INFORMATION GIVEN:
◇ ◇ ◇ ◇ ◇

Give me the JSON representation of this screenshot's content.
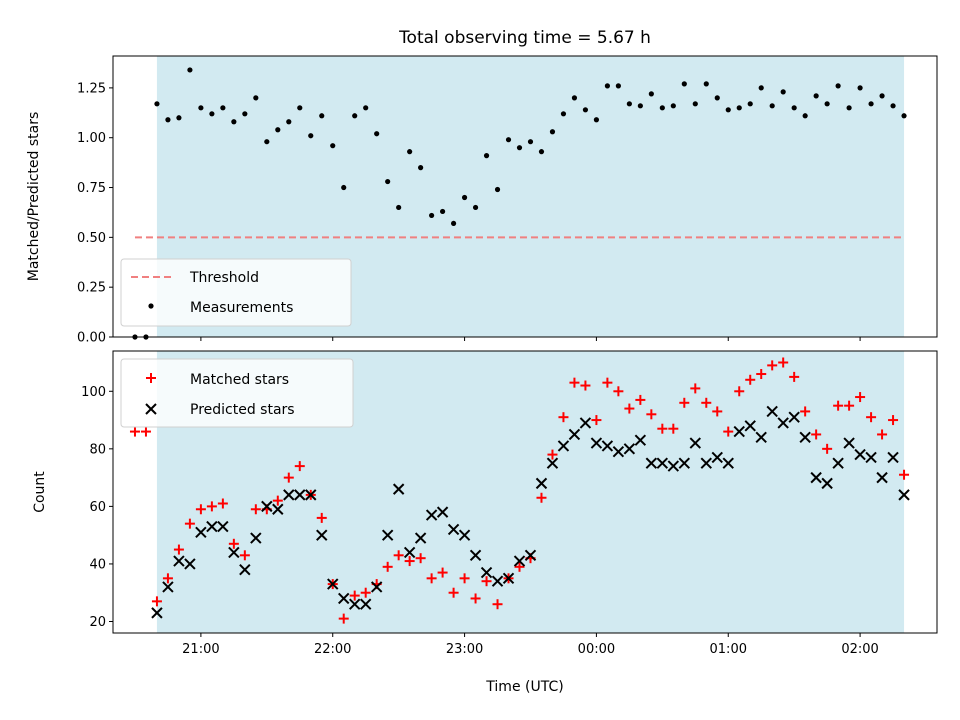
{
  "chart_data": [
    {
      "type": "scatter",
      "title": "Total observing time = 5.67 h",
      "xlabel": "",
      "ylabel": "Matched/Predicted stars",
      "ylim": [
        0,
        1.41
      ],
      "yticks": [
        0.0,
        0.25,
        0.5,
        0.75,
        1.0,
        1.25
      ],
      "ytick_labels": [
        "0.00",
        "0.25",
        "0.50",
        "0.75",
        "1.00",
        "1.25"
      ],
      "legend_location": "lower-left",
      "shaded_span": {
        "start": "20:40",
        "end": "02:20",
        "color": "#add8e6"
      },
      "threshold": {
        "name": "Threshold",
        "value": 0.5,
        "x_start": "20:30",
        "x_end": "02:20",
        "color": "#f08080"
      },
      "measurements": {
        "name": "Measurements",
        "color": "#000000",
        "x": [
          "20:30",
          "20:35",
          "20:40",
          "20:45",
          "20:50",
          "20:55",
          "21:00",
          "21:05",
          "21:10",
          "21:15",
          "21:20",
          "21:25",
          "21:30",
          "21:35",
          "21:40",
          "21:45",
          "21:50",
          "21:55",
          "22:00",
          "22:05",
          "22:10",
          "22:15",
          "22:20",
          "22:25",
          "22:30",
          "22:35",
          "22:40",
          "22:45",
          "22:50",
          "22:55",
          "23:00",
          "23:05",
          "23:10",
          "23:15",
          "23:20",
          "23:25",
          "23:30",
          "23:35",
          "23:40",
          "23:45",
          "23:50",
          "23:55",
          "00:00",
          "00:05",
          "00:10",
          "00:15",
          "00:20",
          "00:25",
          "00:30",
          "00:35",
          "00:40",
          "00:45",
          "00:50",
          "00:55",
          "01:00",
          "01:05",
          "01:10",
          "01:15",
          "01:20",
          "01:25",
          "01:30",
          "01:35",
          "01:40",
          "01:45",
          "01:50",
          "01:55",
          "02:00",
          "02:05",
          "02:10",
          "02:15",
          "02:20"
        ],
        "y": [
          0.0,
          0.0,
          1.17,
          1.09,
          1.1,
          1.34,
          1.15,
          1.12,
          1.15,
          1.08,
          1.12,
          1.2,
          0.98,
          1.04,
          1.08,
          1.15,
          1.01,
          1.11,
          0.96,
          0.75,
          1.11,
          1.15,
          1.02,
          0.78,
          0.65,
          0.93,
          0.85,
          0.61,
          0.63,
          0.57,
          0.7,
          0.65,
          0.91,
          0.74,
          0.99,
          0.95,
          0.98,
          0.93,
          1.03,
          1.12,
          1.2,
          1.14,
          1.09,
          1.26,
          1.26,
          1.17,
          1.16,
          1.22,
          1.15,
          1.16,
          1.27,
          1.17,
          1.27,
          1.2,
          1.14,
          1.15,
          1.17,
          1.25,
          1.16,
          1.23,
          1.15,
          1.11,
          1.21,
          1.17,
          1.26,
          1.15,
          1.25,
          1.17,
          1.21,
          1.16,
          1.11
        ]
      }
    },
    {
      "type": "scatter",
      "title": "",
      "xlabel": "Time (UTC)",
      "ylabel": "Count",
      "ylim": [
        16,
        114
      ],
      "yticks": [
        20,
        40,
        60,
        80,
        100
      ],
      "ytick_labels": [
        "20",
        "40",
        "60",
        "80",
        "100"
      ],
      "xlim": [
        "20:20",
        "02:35"
      ],
      "xticks": [
        "21:00",
        "22:00",
        "23:00",
        "00:00",
        "01:00",
        "02:00"
      ],
      "legend_location": "upper-left",
      "shaded_span": {
        "start": "20:40",
        "end": "02:20",
        "color": "#add8e6"
      },
      "series": [
        {
          "name": "Matched stars",
          "marker": "plus",
          "color": "#ff0000",
          "x": [
            "20:30",
            "20:35",
            "20:40",
            "20:45",
            "20:50",
            "20:55",
            "21:00",
            "21:05",
            "21:10",
            "21:15",
            "21:20",
            "21:25",
            "21:30",
            "21:35",
            "21:40",
            "21:45",
            "21:50",
            "21:55",
            "22:00",
            "22:05",
            "22:10",
            "22:15",
            "22:20",
            "22:25",
            "22:30",
            "22:35",
            "22:40",
            "22:45",
            "22:50",
            "22:55",
            "23:00",
            "23:05",
            "23:10",
            "23:15",
            "23:20",
            "23:25",
            "23:30",
            "23:35",
            "23:40",
            "23:45",
            "23:50",
            "23:55",
            "00:00",
            "00:05",
            "00:10",
            "00:15",
            "00:20",
            "00:25",
            "00:30",
            "00:35",
            "00:40",
            "00:45",
            "00:50",
            "00:55",
            "01:00",
            "01:05",
            "01:10",
            "01:15",
            "01:20",
            "01:25",
            "01:30",
            "01:35",
            "01:40",
            "01:45",
            "01:50",
            "01:55",
            "02:00",
            "02:05",
            "02:10",
            "02:15",
            "02:20"
          ],
          "y": [
            86,
            86,
            27,
            35,
            45,
            54,
            59,
            60,
            61,
            47,
            43,
            59,
            59,
            62,
            70,
            74,
            64,
            56,
            33,
            21,
            29,
            30,
            33,
            39,
            43,
            41,
            42,
            35,
            37,
            30,
            35,
            28,
            34,
            26,
            35,
            39,
            42,
            63,
            78,
            91,
            103,
            102,
            90,
            103,
            100,
            94,
            97,
            92,
            87,
            87,
            96,
            101,
            96,
            93,
            86,
            100,
            104,
            106,
            109,
            110,
            105,
            93,
            85,
            80,
            95,
            95,
            98,
            91,
            85,
            90,
            71
          ]
        },
        {
          "name": "Predicted stars",
          "marker": "x",
          "color": "#000000",
          "x": [
            "20:40",
            "20:45",
            "20:50",
            "20:55",
            "21:00",
            "21:05",
            "21:10",
            "21:15",
            "21:20",
            "21:25",
            "21:30",
            "21:35",
            "21:40",
            "21:45",
            "21:50",
            "21:55",
            "22:00",
            "22:05",
            "22:10",
            "22:15",
            "22:20",
            "22:25",
            "22:30",
            "22:35",
            "22:40",
            "22:45",
            "22:50",
            "22:55",
            "23:00",
            "23:05",
            "23:10",
            "23:15",
            "23:20",
            "23:25",
            "23:30",
            "23:35",
            "23:40",
            "23:45",
            "23:50",
            "23:55",
            "00:00",
            "00:05",
            "00:10",
            "00:15",
            "00:20",
            "00:25",
            "00:30",
            "00:35",
            "00:40",
            "00:45",
            "00:50",
            "00:55",
            "01:00",
            "01:05",
            "01:10",
            "01:15",
            "01:20",
            "01:25",
            "01:30",
            "01:35",
            "01:40",
            "01:45",
            "01:50",
            "01:55",
            "02:00",
            "02:05",
            "02:10",
            "02:15",
            "02:20"
          ],
          "y": [
            23,
            32,
            41,
            40,
            51,
            53,
            53,
            44,
            38,
            49,
            60,
            59,
            64,
            64,
            64,
            50,
            33,
            28,
            26,
            26,
            32,
            50,
            66,
            44,
            49,
            57,
            58,
            52,
            50,
            43,
            37,
            34,
            35,
            41,
            43,
            68,
            75,
            81,
            85,
            89,
            82,
            81,
            79,
            80,
            83,
            75,
            75,
            74,
            75,
            82,
            75,
            77,
            75,
            86,
            88,
            84,
            93,
            89,
            91,
            84,
            70,
            68,
            75,
            82,
            78,
            77,
            70,
            77,
            64
          ]
        }
      ]
    }
  ]
}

◇ ◇ ◇ ◇ ◇

Output an exact copy of the material, with the pictures removed.

Give me the JSON representation of this screenshot's content.
{
  "chart_data": [
    {
      "type": "scatter",
      "title": "Total observing time = 5.67 h",
      "xlabel": "",
      "ylabel": "Matched/Predicted stars",
      "ylim": [
        0,
        1.41
      ],
      "yticks": [
        0.0,
        0.25,
        0.5,
        0.75,
        1.0,
        1.25
      ],
      "ytick_labels": [
        "0.00",
        "0.25",
        "0.50",
        "0.75",
        "1.00",
        "1.25"
      ],
      "legend_location": "lower-left",
      "shaded_span": {
        "start": "20:40",
        "end": "02:20",
        "color": "#add8e6"
      },
      "threshold": {
        "name": "Threshold",
        "value": 0.5,
        "x_start": "20:30",
        "x_end": "02:20",
        "color": "#f08080"
      },
      "measurements": {
        "name": "Measurements",
        "color": "#000000",
        "x": [
          "20:30",
          "20:35",
          "20:40",
          "20:45",
          "20:50",
          "20:55",
          "21:00",
          "21:05",
          "21:10",
          "21:15",
          "21:20",
          "21:25",
          "21:30",
          "21:35",
          "21:40",
          "21:45",
          "21:50",
          "21:55",
          "22:00",
          "22:05",
          "22:10",
          "22:15",
          "22:20",
          "22:25",
          "22:30",
          "22:35",
          "22:40",
          "22:45",
          "22:50",
          "22:55",
          "23:00",
          "23:05",
          "23:10",
          "23:15",
          "23:20",
          "23:25",
          "23:30",
          "23:35",
          "23:40",
          "23:45",
          "23:50",
          "23:55",
          "00:00",
          "00:05",
          "00:10",
          "00:15",
          "00:20",
          "00:25",
          "00:30",
          "00:35",
          "00:40",
          "00:45",
          "00:50",
          "00:55",
          "01:00",
          "01:05",
          "01:10",
          "01:15",
          "01:20",
          "01:25",
          "01:30",
          "01:35",
          "01:40",
          "01:45",
          "01:50",
          "01:55",
          "02:00",
          "02:05",
          "02:10",
          "02:15",
          "02:20"
        ],
        "y": [
          0.0,
          0.0,
          1.17,
          1.09,
          1.1,
          1.34,
          1.15,
          1.12,
          1.15,
          1.08,
          1.12,
          1.2,
          0.98,
          1.04,
          1.08,
          1.15,
          1.01,
          1.11,
          0.96,
          0.75,
          1.11,
          1.15,
          1.02,
          0.78,
          0.65,
          0.93,
          0.85,
          0.61,
          0.63,
          0.57,
          0.7,
          0.65,
          0.91,
          0.74,
          0.99,
          0.95,
          0.98,
          0.93,
          1.03,
          1.12,
          1.2,
          1.14,
          1.09,
          1.26,
          1.26,
          1.17,
          1.16,
          1.22,
          1.15,
          1.16,
          1.27,
          1.17,
          1.27,
          1.2,
          1.14,
          1.15,
          1.17,
          1.25,
          1.16,
          1.23,
          1.15,
          1.11,
          1.21,
          1.17,
          1.26,
          1.15,
          1.25,
          1.17,
          1.21,
          1.16,
          1.11
        ]
      }
    },
    {
      "type": "scatter",
      "title": "",
      "xlabel": "Time (UTC)",
      "ylabel": "Count",
      "ylim": [
        16,
        114
      ],
      "yticks": [
        20,
        40,
        60,
        80,
        100
      ],
      "ytick_labels": [
        "20",
        "40",
        "60",
        "80",
        "100"
      ],
      "xlim": [
        "20:20",
        "02:35"
      ],
      "xticks": [
        "21:00",
        "22:00",
        "23:00",
        "00:00",
        "01:00",
        "02:00"
      ],
      "legend_location": "upper-left",
      "shaded_span": {
        "start": "20:40",
        "end": "02:20",
        "color": "#add8e6"
      },
      "series": [
        {
          "name": "Matched stars",
          "marker": "plus",
          "color": "#ff0000",
          "x": [
            "20:30",
            "20:35",
            "20:40",
            "20:45",
            "20:50",
            "20:55",
            "21:00",
            "21:05",
            "21:10",
            "21:15",
            "21:20",
            "21:25",
            "21:30",
            "21:35",
            "21:40",
            "21:45",
            "21:50",
            "21:55",
            "22:00",
            "22:05",
            "22:10",
            "22:15",
            "22:20",
            "22:25",
            "22:30",
            "22:35",
            "22:40",
            "22:45",
            "22:50",
            "22:55",
            "23:00",
            "23:05",
            "23:10",
            "23:15",
            "23:20",
            "23:25",
            "23:30",
            "23:35",
            "23:40",
            "23:45",
            "23:50",
            "23:55",
            "00:00",
            "00:05",
            "00:10",
            "00:15",
            "00:20",
            "00:25",
            "00:30",
            "00:35",
            "00:40",
            "00:45",
            "00:50",
            "00:55",
            "01:00",
            "01:05",
            "01:10",
            "01:15",
            "01:20",
            "01:25",
            "01:30",
            "01:35",
            "01:40",
            "01:45",
            "01:50",
            "01:55",
            "02:00",
            "02:05",
            "02:10",
            "02:15",
            "02:20"
          ],
          "y": [
            86,
            86,
            27,
            35,
            45,
            54,
            59,
            60,
            61,
            47,
            43,
            59,
            59,
            62,
            70,
            74,
            64,
            56,
            33,
            21,
            29,
            30,
            33,
            39,
            43,
            41,
            42,
            35,
            37,
            30,
            35,
            28,
            34,
            26,
            35,
            39,
            42,
            63,
            78,
            91,
            103,
            102,
            90,
            103,
            100,
            94,
            97,
            92,
            87,
            87,
            96,
            101,
            96,
            93,
            86,
            100,
            104,
            106,
            109,
            110,
            105,
            93,
            85,
            80,
            95,
            95,
            98,
            91,
            85,
            90,
            71
          ]
        },
        {
          "name": "Predicted stars",
          "marker": "x",
          "color": "#000000",
          "x": [
            "20:40",
            "20:45",
            "20:50",
            "20:55",
            "21:00",
            "21:05",
            "21:10",
            "21:15",
            "21:20",
            "21:25",
            "21:30",
            "21:35",
            "21:40",
            "21:45",
            "21:50",
            "21:55",
            "22:00",
            "22:05",
            "22:10",
            "22:15",
            "22:20",
            "22:25",
            "22:30",
            "22:35",
            "22:40",
            "22:45",
            "22:50",
            "22:55",
            "23:00",
            "23:05",
            "23:10",
            "23:15",
            "23:20",
            "23:25",
            "23:30",
            "23:35",
            "23:40",
            "23:45",
            "23:50",
            "23:55",
            "00:00",
            "00:05",
            "00:10",
            "00:15",
            "00:20",
            "00:25",
            "00:30",
            "00:35",
            "00:40",
            "00:45",
            "00:50",
            "00:55",
            "01:00",
            "01:05",
            "01:10",
            "01:15",
            "01:20",
            "01:25",
            "01:30",
            "01:35",
            "01:40",
            "01:45",
            "01:50",
            "01:55",
            "02:00",
            "02:05",
            "02:10",
            "02:15",
            "02:20"
          ],
          "y": [
            23,
            32,
            41,
            40,
            51,
            53,
            53,
            44,
            38,
            49,
            60,
            59,
            64,
            64,
            64,
            50,
            33,
            28,
            26,
            26,
            32,
            50,
            66,
            44,
            49,
            57,
            58,
            52,
            50,
            43,
            37,
            34,
            35,
            41,
            43,
            68,
            75,
            81,
            85,
            89,
            82,
            81,
            79,
            80,
            83,
            75,
            75,
            74,
            75,
            82,
            75,
            77,
            75,
            86,
            88,
            84,
            93,
            89,
            91,
            84,
            70,
            68,
            75,
            82,
            78,
            77,
            70,
            77,
            64
          ]
        }
      ]
    }
  ]
}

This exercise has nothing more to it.